> Given data:
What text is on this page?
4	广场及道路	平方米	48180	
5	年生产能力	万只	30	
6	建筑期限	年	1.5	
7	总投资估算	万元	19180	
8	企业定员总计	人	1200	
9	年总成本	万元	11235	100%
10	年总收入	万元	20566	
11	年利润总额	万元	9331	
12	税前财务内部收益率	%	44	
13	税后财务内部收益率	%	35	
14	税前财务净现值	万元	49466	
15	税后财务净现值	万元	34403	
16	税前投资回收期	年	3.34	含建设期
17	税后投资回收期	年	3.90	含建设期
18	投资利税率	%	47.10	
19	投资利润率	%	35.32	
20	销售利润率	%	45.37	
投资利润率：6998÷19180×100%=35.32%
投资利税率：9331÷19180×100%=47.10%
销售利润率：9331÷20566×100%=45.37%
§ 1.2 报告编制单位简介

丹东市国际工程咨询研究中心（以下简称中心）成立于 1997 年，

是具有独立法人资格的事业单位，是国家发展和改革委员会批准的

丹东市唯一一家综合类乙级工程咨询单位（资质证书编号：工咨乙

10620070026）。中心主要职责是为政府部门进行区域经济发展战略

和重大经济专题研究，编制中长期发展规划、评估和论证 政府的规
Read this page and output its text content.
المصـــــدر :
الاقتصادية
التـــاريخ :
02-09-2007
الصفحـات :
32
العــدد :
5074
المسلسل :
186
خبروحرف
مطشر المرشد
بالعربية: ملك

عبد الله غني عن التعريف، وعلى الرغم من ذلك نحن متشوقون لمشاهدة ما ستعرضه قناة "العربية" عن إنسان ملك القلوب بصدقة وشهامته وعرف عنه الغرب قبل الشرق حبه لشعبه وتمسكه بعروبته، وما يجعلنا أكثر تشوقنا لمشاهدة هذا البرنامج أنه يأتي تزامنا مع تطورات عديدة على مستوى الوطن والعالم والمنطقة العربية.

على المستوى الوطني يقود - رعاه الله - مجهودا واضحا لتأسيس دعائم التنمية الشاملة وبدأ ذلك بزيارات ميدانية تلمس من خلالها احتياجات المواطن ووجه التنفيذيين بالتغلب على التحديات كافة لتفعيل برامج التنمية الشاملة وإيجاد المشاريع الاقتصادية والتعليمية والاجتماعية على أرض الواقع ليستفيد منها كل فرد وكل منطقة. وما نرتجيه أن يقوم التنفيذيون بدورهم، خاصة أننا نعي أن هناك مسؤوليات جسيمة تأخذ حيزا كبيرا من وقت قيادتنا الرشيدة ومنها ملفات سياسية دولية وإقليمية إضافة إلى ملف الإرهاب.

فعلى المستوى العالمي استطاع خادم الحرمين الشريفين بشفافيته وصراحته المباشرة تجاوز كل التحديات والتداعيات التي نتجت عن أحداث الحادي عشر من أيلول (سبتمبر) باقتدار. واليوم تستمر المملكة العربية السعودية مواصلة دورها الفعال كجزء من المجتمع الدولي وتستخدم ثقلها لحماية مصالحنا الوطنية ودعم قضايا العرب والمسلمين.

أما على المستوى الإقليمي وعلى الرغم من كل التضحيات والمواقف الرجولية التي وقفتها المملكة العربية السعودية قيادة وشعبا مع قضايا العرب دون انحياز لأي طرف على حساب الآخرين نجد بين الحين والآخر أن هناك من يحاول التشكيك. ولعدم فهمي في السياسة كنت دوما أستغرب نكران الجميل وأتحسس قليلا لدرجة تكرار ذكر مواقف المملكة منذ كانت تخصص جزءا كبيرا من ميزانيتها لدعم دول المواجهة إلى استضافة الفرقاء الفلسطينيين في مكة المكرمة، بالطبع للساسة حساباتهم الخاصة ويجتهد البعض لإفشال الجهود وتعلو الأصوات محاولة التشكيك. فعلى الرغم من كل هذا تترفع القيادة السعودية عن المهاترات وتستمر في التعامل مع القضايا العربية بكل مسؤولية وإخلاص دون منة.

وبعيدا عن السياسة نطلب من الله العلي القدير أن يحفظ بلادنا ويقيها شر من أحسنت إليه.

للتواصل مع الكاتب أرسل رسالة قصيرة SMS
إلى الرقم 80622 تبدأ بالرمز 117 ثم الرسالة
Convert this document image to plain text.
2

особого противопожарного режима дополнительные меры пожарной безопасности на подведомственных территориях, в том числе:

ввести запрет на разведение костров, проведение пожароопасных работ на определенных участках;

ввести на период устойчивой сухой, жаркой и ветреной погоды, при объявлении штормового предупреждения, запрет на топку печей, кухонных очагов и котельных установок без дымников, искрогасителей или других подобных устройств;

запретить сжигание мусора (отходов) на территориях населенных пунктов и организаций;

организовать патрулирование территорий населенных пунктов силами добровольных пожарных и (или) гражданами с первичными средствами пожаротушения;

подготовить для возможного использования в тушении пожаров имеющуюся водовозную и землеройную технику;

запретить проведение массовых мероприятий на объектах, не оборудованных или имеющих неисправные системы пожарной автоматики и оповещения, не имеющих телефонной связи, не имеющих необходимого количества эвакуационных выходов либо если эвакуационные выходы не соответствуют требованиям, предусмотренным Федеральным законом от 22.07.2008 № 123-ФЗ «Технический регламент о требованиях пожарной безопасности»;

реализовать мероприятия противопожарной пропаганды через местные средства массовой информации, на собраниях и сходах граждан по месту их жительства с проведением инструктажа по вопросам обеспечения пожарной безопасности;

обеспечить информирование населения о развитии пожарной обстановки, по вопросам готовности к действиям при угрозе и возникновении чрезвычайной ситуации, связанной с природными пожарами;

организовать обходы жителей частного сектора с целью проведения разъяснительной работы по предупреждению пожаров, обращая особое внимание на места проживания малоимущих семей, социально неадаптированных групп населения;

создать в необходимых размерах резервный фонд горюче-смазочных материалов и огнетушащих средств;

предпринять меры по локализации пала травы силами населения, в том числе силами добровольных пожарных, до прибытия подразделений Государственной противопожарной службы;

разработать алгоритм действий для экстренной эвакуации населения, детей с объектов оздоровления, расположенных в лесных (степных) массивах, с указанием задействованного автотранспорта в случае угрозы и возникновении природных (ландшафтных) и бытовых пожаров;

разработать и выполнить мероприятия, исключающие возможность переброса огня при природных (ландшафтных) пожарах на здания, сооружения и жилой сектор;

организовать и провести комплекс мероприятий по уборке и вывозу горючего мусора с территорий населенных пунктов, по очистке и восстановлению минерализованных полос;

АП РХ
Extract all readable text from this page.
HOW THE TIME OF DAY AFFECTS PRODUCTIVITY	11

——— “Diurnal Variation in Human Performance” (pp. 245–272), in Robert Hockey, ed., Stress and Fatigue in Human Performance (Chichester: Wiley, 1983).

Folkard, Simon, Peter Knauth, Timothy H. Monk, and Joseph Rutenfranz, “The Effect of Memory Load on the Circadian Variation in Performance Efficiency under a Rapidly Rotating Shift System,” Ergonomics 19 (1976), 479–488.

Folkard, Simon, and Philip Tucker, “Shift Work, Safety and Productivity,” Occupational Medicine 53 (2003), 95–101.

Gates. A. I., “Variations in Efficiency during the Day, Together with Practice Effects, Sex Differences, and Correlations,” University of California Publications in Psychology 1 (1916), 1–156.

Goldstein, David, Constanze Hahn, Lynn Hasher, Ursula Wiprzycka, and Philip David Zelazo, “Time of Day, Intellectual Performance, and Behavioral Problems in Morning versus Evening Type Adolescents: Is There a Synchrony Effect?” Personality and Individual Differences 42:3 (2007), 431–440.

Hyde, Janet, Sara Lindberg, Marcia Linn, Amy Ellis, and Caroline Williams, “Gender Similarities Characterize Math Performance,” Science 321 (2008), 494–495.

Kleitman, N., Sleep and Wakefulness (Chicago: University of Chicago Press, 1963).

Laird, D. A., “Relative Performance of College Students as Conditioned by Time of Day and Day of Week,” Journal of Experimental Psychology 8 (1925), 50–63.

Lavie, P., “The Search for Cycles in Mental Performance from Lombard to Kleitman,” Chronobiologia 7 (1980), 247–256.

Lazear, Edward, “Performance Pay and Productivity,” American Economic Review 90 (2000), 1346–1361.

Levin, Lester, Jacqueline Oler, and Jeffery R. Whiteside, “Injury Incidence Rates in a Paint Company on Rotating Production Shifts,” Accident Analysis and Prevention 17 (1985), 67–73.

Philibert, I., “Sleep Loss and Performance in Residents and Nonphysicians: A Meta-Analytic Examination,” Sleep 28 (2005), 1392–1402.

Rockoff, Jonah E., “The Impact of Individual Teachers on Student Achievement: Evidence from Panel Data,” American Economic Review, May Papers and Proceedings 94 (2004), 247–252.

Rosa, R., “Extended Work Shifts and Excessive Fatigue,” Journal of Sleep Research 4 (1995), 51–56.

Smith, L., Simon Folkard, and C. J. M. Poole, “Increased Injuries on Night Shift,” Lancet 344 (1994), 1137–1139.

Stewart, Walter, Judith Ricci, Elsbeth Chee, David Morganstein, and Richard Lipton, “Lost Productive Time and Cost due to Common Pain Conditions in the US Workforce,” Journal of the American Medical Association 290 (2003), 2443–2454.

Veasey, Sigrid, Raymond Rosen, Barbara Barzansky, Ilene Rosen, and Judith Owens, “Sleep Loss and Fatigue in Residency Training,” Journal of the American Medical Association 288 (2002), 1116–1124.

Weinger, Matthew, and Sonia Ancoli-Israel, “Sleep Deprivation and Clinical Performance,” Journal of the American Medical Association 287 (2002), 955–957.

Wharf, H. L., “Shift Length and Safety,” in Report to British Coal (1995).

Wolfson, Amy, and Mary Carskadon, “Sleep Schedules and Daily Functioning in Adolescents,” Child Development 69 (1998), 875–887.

> Your instructions: Scan the listing above. Gather each line that contains the word "Simon".

> Output for this task:
Folkard, Simon, Peter Knauth, Timothy H. Monk, and Joseph Rutenfranz, “The Effect of Memory Load on the Circadian Variation in Performance Efficiency under a Rapidly Rotating Shift System,” Ergonomics 19 (1976), 479–488.
Folkard, Simon, and Philip Tucker, “Shift Work, Safety and Productivity,” Occupational Medicine 53 (2003), 95–101.
Smith, L., Simon Folkard, and C. J. M. Poole, “Increased Injuries on Night Shift,” Lancet 344 (1994), 1137–1139.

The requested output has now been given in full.